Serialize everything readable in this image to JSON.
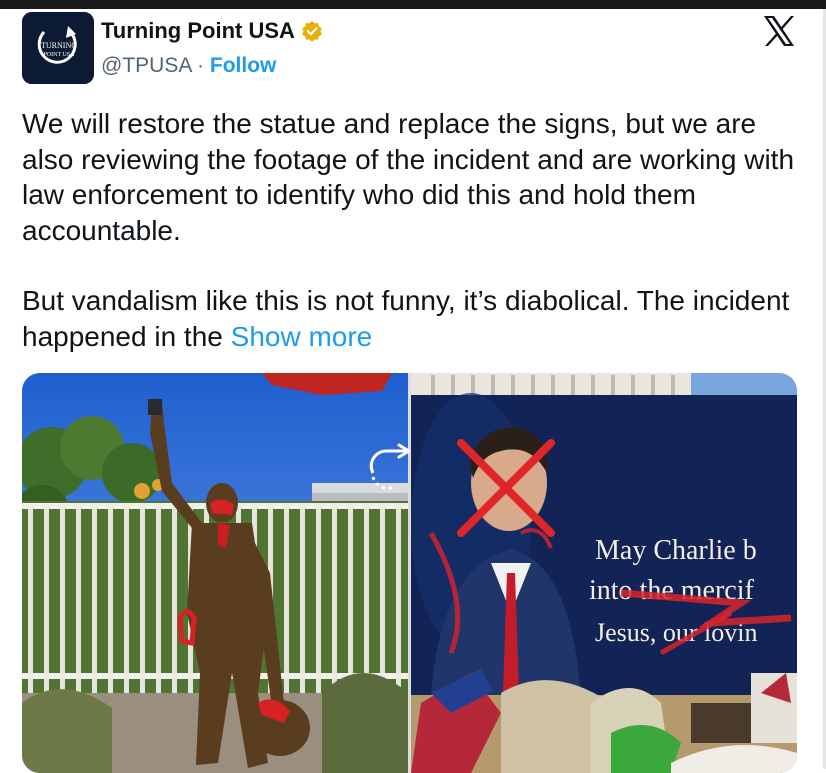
{
  "account": {
    "name": "Turning Point USA",
    "handle": "@TPUSA",
    "separator": "·",
    "follow_label": "Follow",
    "avatar_text_1": "TURNING",
    "avatar_text_2": "POINT USA"
  },
  "tweet": {
    "paragraph1": "We will restore the statue and replace the signs, but we are also reviewing the footage of the incident and are working with law enforcement to identify who did this and hold them accountable.",
    "paragraph2": "But vandalism like this is not funny, it’s diabolical. The incident happened in the ",
    "show_more": "Show more"
  },
  "media": {
    "image2_sign_line1": "May Charlie b",
    "image2_sign_line2": "into the mercif",
    "image2_sign_line3": "Jesus, our lovin"
  },
  "icons": [
    "verified-badge-icon",
    "x-logo-icon",
    "repost-icon"
  ],
  "colors": {
    "accent": "#1d9bf0",
    "badge": "#e8b007",
    "text": "#0f1419",
    "muted": "#536471"
  }
}
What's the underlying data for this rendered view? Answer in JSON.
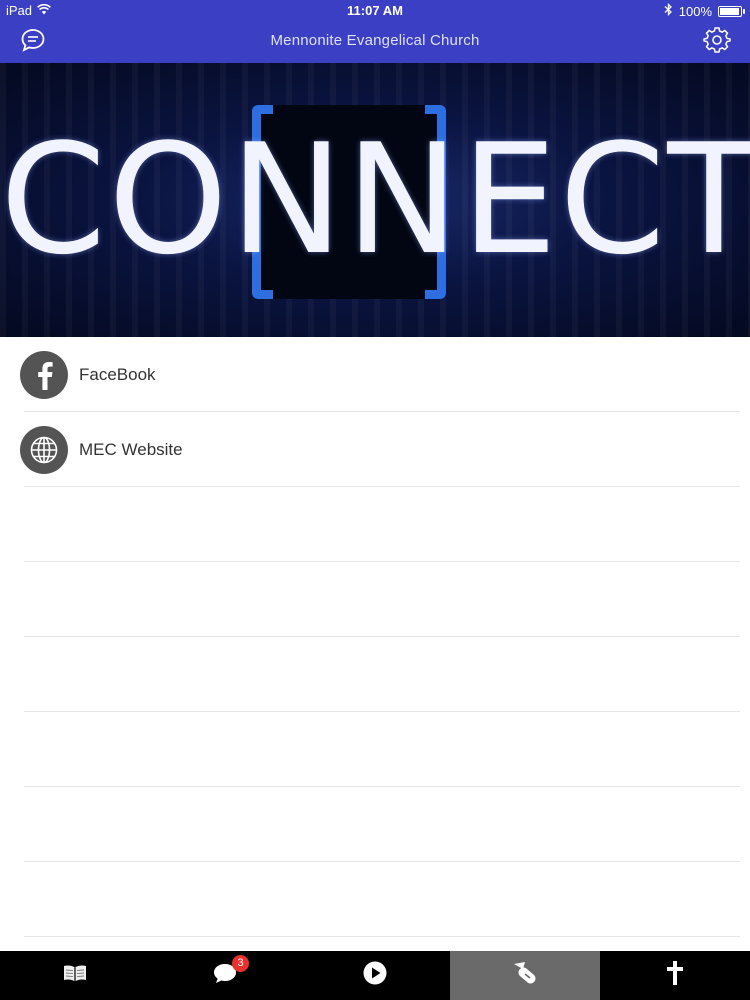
{
  "status_bar": {
    "device": "iPad",
    "time": "11:07 AM",
    "battery": "100%",
    "battery_level": 1.0
  },
  "nav": {
    "title": "Mennonite Evangelical Church",
    "left_icon": "chat-bubble-icon",
    "right_icon": "gear-icon"
  },
  "banner": {
    "text": "CONNECT",
    "accent_color": "#2d6fe0"
  },
  "list": {
    "items": [
      {
        "label": "FaceBook",
        "icon": "facebook-icon"
      },
      {
        "label": "MEC Website",
        "icon": "globe-icon"
      }
    ]
  },
  "tabbar": {
    "tabs": [
      {
        "icon": "book-icon"
      },
      {
        "icon": "messages-icon",
        "badge": "3"
      },
      {
        "icon": "play-icon"
      },
      {
        "icon": "connect-icon",
        "active": true
      },
      {
        "icon": "cross-icon"
      }
    ]
  },
  "colors": {
    "nav_background": "#3a3fc4",
    "icon_circle": "#545454",
    "badge": "#e8302c"
  }
}
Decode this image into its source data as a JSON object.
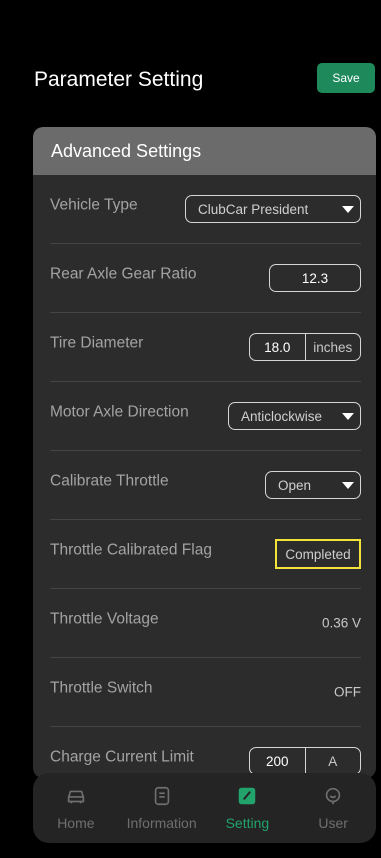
{
  "header": {
    "title": "Parameter Setting",
    "save_label": "Save"
  },
  "panel": {
    "title": "Advanced Settings",
    "rows": [
      {
        "label": "Vehicle Type",
        "control": "select",
        "value": "ClubCar President"
      },
      {
        "label": "Rear Axle Gear Ratio",
        "control": "value",
        "value": "12.3"
      },
      {
        "label": "Tire Diameter",
        "control": "unit",
        "value": "18.0",
        "unit": "inches"
      },
      {
        "label": "Motor Axle Direction",
        "control": "select",
        "value": "Anticlockwise"
      },
      {
        "label": "Calibrate Throttle",
        "control": "select",
        "value": "Open"
      },
      {
        "label": "Throttle Calibrated Flag",
        "control": "flag",
        "value": "Completed"
      },
      {
        "label": "Throttle Voltage",
        "control": "text",
        "value": "0.36 V"
      },
      {
        "label": "Throttle Switch",
        "control": "text",
        "value": "OFF"
      },
      {
        "label": "Charge Current Limit",
        "control": "unit",
        "value": "200",
        "unit": "A"
      }
    ]
  },
  "nav": {
    "items": [
      {
        "label": "Home",
        "icon": "car-icon",
        "active": false
      },
      {
        "label": "Information",
        "icon": "document-icon",
        "active": false
      },
      {
        "label": "Setting",
        "icon": "edit-icon",
        "active": true
      },
      {
        "label": "User",
        "icon": "user-icon",
        "active": false
      }
    ]
  },
  "colors": {
    "accent": "#22a36b",
    "save": "#1e8a5c",
    "highlight": "#f2e23a"
  }
}
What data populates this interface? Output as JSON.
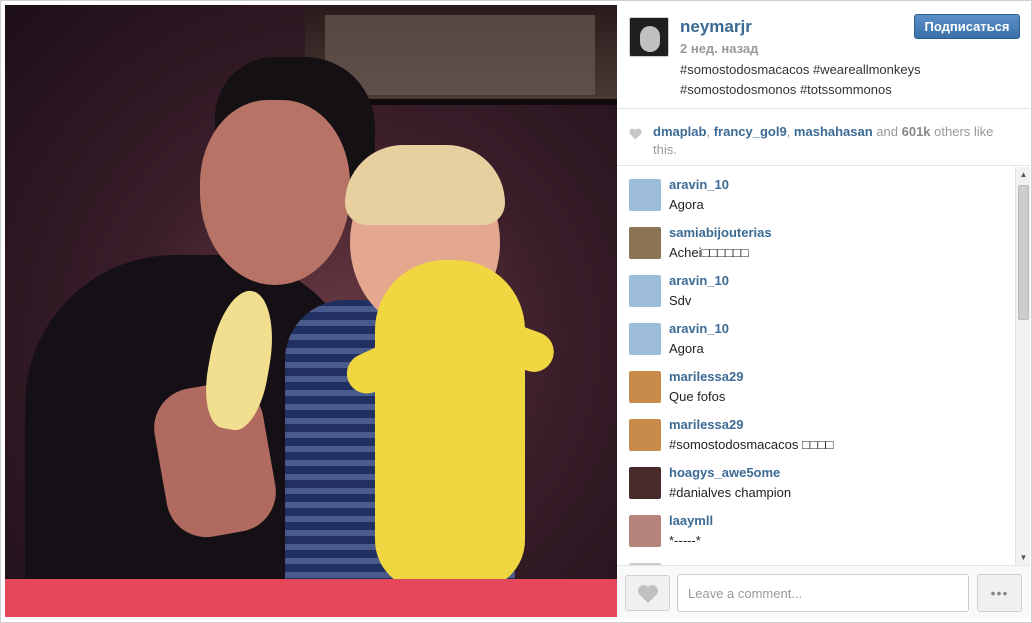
{
  "post": {
    "username": "neymarjr",
    "time": "2 нед. назад",
    "follow_label": "Подписаться",
    "caption_line1": "#somostodosmacacos #weareallmonkeys",
    "caption_line2": "#somostodosmonos #totssommonos"
  },
  "likes": {
    "user1": "dmaplab",
    "sep1": ", ",
    "user2": "francy_gol9",
    "sep2": ", ",
    "user3": "mashahasan",
    "and": " and ",
    "count": "601k",
    "rest": " others like this."
  },
  "comments": [
    {
      "user": "aravin_10",
      "text": "Agora",
      "avatar_color": "#9cbcd8"
    },
    {
      "user": "samiabijouterias",
      "text": "Achei□□□□□□",
      "avatar_color": "#8b7356"
    },
    {
      "user": "aravin_10",
      "text": "Sdv",
      "avatar_color": "#9cbcd8"
    },
    {
      "user": "aravin_10",
      "text": "Agora",
      "avatar_color": "#9cbcd8"
    },
    {
      "user": "marilessa29",
      "text": "Que fofos",
      "avatar_color": "#c78a4a"
    },
    {
      "user": "marilessa29",
      "text": "#somostodosmacacos □□□□",
      "avatar_color": "#c78a4a"
    },
    {
      "user": "hoagys_awe5ome",
      "text": "#danialves champion",
      "avatar_color": "#4a2b2b"
    },
    {
      "user": "laaymll",
      "text": "*-----*",
      "avatar_color": "#b5837b"
    },
    {
      "user": "",
      "text": "",
      "avatar_color": "#cccccc"
    }
  ],
  "footer": {
    "comment_placeholder": "Leave a comment...",
    "more_label": "•••"
  },
  "colors": {
    "link": "#3b6a94",
    "follow_button": "#3a6fa8"
  }
}
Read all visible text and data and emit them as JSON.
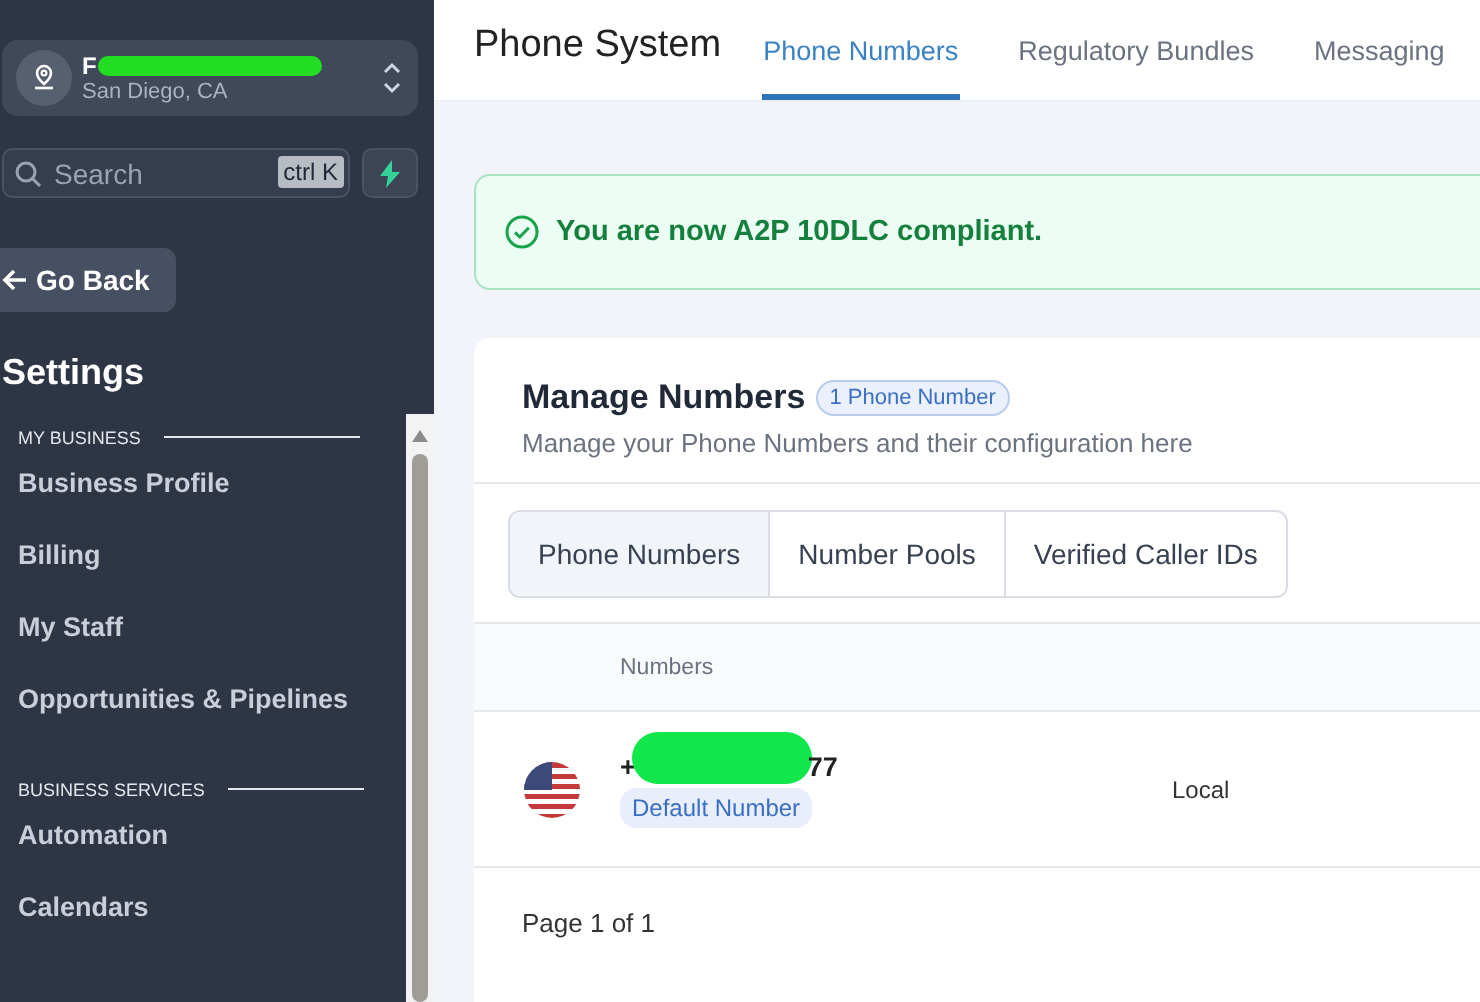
{
  "location": {
    "name": "F",
    "city": "San Diego, CA"
  },
  "search": {
    "placeholder": "Search",
    "shortcut": "ctrl K"
  },
  "back_button": "Go Back",
  "sidebar_title": "Settings",
  "sidebar_sections": [
    {
      "heading": "MY BUSINESS",
      "items": [
        {
          "label": "Business Profile",
          "selected": false
        },
        {
          "label": "Billing",
          "selected": false
        },
        {
          "label": "My Staff",
          "selected": false
        },
        {
          "label": "Opportunities & Pipelines",
          "selected": false
        }
      ]
    },
    {
      "heading": "BUSINESS SERVICES",
      "items": [
        {
          "label": "Automation",
          "selected": false
        },
        {
          "label": "Calendars",
          "selected": false
        }
      ]
    }
  ],
  "page_title": "Phone System",
  "tabs": [
    {
      "label": "Phone Numbers",
      "selected": true
    },
    {
      "label": "Regulatory Bundles",
      "selected": false
    },
    {
      "label": "Messaging",
      "selected": false
    }
  ],
  "banner": "You are now A2P 10DLC compliant.",
  "card": {
    "title": "Manage Numbers",
    "badge": "1 Phone Number",
    "subtitle": "Manage your Phone Numbers and their configuration here",
    "segments": [
      {
        "label": "Phone Numbers",
        "selected": true
      },
      {
        "label": "Number Pools",
        "selected": false
      },
      {
        "label": "Verified Caller IDs",
        "selected": false
      }
    ],
    "table": {
      "columns": [
        "Numbers"
      ],
      "rows": [
        {
          "number_start": "+",
          "number_end": "77",
          "tag": "Default Number",
          "type": "Local"
        }
      ]
    },
    "pagination": "Page 1 of 1"
  }
}
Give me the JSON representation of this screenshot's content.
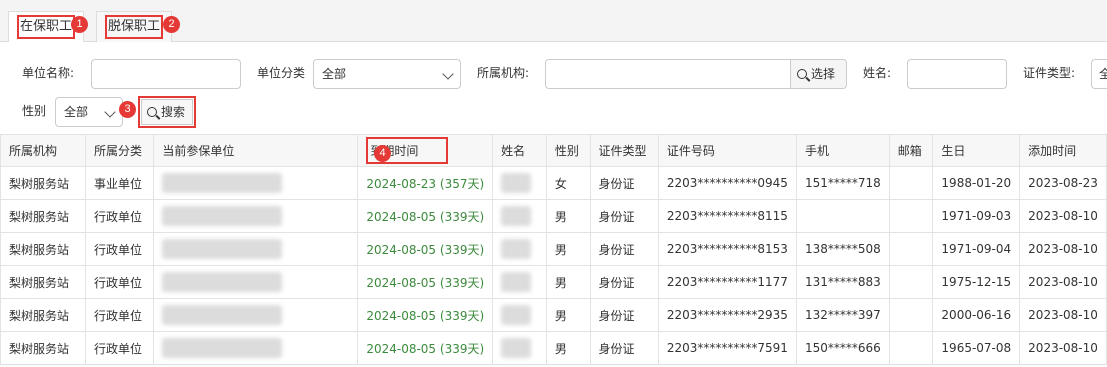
{
  "tabs": [
    {
      "label": "在保职工",
      "badge": "1"
    },
    {
      "label": "脱保职工",
      "badge": "2"
    }
  ],
  "filters": {
    "unit_name_label": "单位名称:",
    "unit_category_label": "单位分类",
    "unit_category_value": "全部",
    "org_label": "所属机构:",
    "select_button": "选择",
    "name_label": "姓名:",
    "id_type_label": "证件类型:",
    "id_type_value": "全",
    "gender_label": "性别",
    "gender_value": "全部",
    "search_badge": "3",
    "search_button": "搜索"
  },
  "table": {
    "expiry_badge": "4",
    "columns": [
      "所属机构",
      "所属分类",
      "当前参保单位",
      "到期时间",
      "姓名",
      "性别",
      "证件类型",
      "证件号码",
      "手机",
      "邮箱",
      "生日",
      "添加时间"
    ],
    "rows": [
      {
        "org": "梨树服务站",
        "category": "事业单位",
        "expiry": "2024-08-23 (357天)",
        "gender": "女",
        "id_type": "身份证",
        "id_no": "2203**********0945",
        "phone": "151*****718",
        "email": "",
        "birthday": "1988-01-20",
        "added": "2023-08-23"
      },
      {
        "org": "梨树服务站",
        "category": "行政单位",
        "expiry": "2024-08-05 (339天)",
        "gender": "男",
        "id_type": "身份证",
        "id_no": "2203**********8115",
        "phone": "",
        "email": "",
        "birthday": "1971-09-03",
        "added": "2023-08-10"
      },
      {
        "org": "梨树服务站",
        "category": "行政单位",
        "expiry": "2024-08-05 (339天)",
        "gender": "男",
        "id_type": "身份证",
        "id_no": "2203**********8153",
        "phone": "138*****508",
        "email": "",
        "birthday": "1971-09-04",
        "added": "2023-08-10"
      },
      {
        "org": "梨树服务站",
        "category": "行政单位",
        "expiry": "2024-08-05 (339天)",
        "gender": "男",
        "id_type": "身份证",
        "id_no": "2203**********1177",
        "phone": "131*****883",
        "email": "",
        "birthday": "1975-12-15",
        "added": "2023-08-10"
      },
      {
        "org": "梨树服务站",
        "category": "行政单位",
        "expiry": "2024-08-05 (339天)",
        "gender": "男",
        "id_type": "身份证",
        "id_no": "2203**********2935",
        "phone": "132*****397",
        "email": "",
        "birthday": "2000-06-16",
        "added": "2023-08-10"
      },
      {
        "org": "梨树服务站",
        "category": "行政单位",
        "expiry": "2024-08-05 (339天)",
        "gender": "男",
        "id_type": "身份证",
        "id_no": "2203**********7591",
        "phone": "150*****666",
        "email": "",
        "birthday": "1965-07-08",
        "added": "2023-08-10"
      }
    ]
  }
}
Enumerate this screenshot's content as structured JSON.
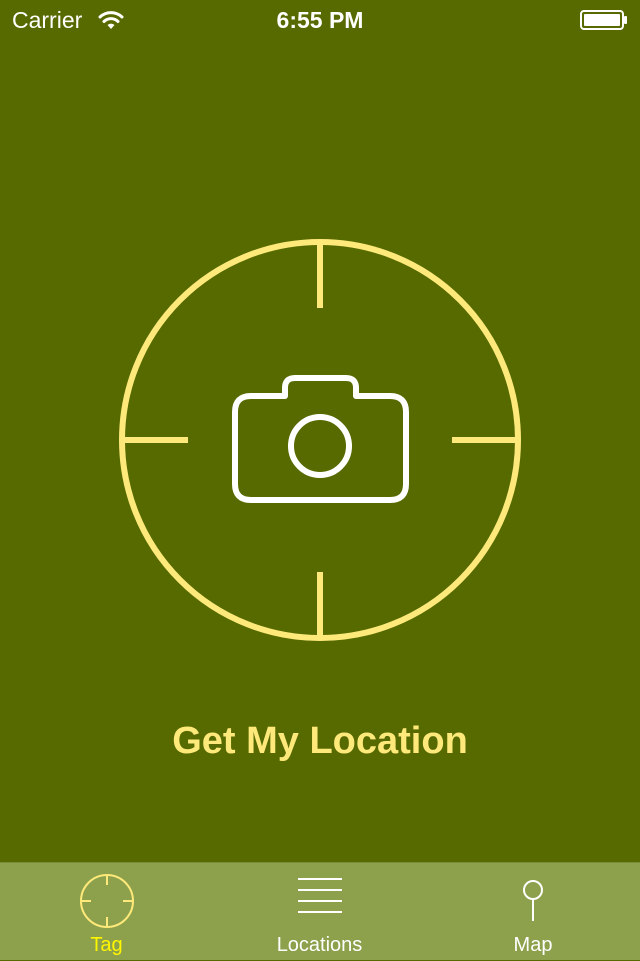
{
  "status_bar": {
    "carrier": "Carrier",
    "wifi_icon": "wifi-icon",
    "time": "6:55 PM",
    "battery_icon": "battery-full-icon"
  },
  "main": {
    "crosshair_icon": "crosshair-icon",
    "camera_icon": "camera-icon",
    "get_location_label": "Get My Location"
  },
  "tab_bar": {
    "tabs": [
      {
        "label": "Tag",
        "icon": "crosshair-icon",
        "active": true
      },
      {
        "label": "Locations",
        "icon": "list-icon",
        "active": false
      },
      {
        "label": "Map",
        "icon": "map-pin-icon",
        "active": false
      }
    ]
  },
  "colors": {
    "background": "#566A00",
    "accent": "#FFE97A",
    "tab_bar": "#8DA14C",
    "active_tab": "#FFF600",
    "white": "#FFFFFF"
  }
}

> Stated problem: Return all lines of the material above in which the word "Axle" occurs.

> Response to the exercise:
        "label": "Rear Axle Gear Ratio",
        "label": "Motor Axle Direction",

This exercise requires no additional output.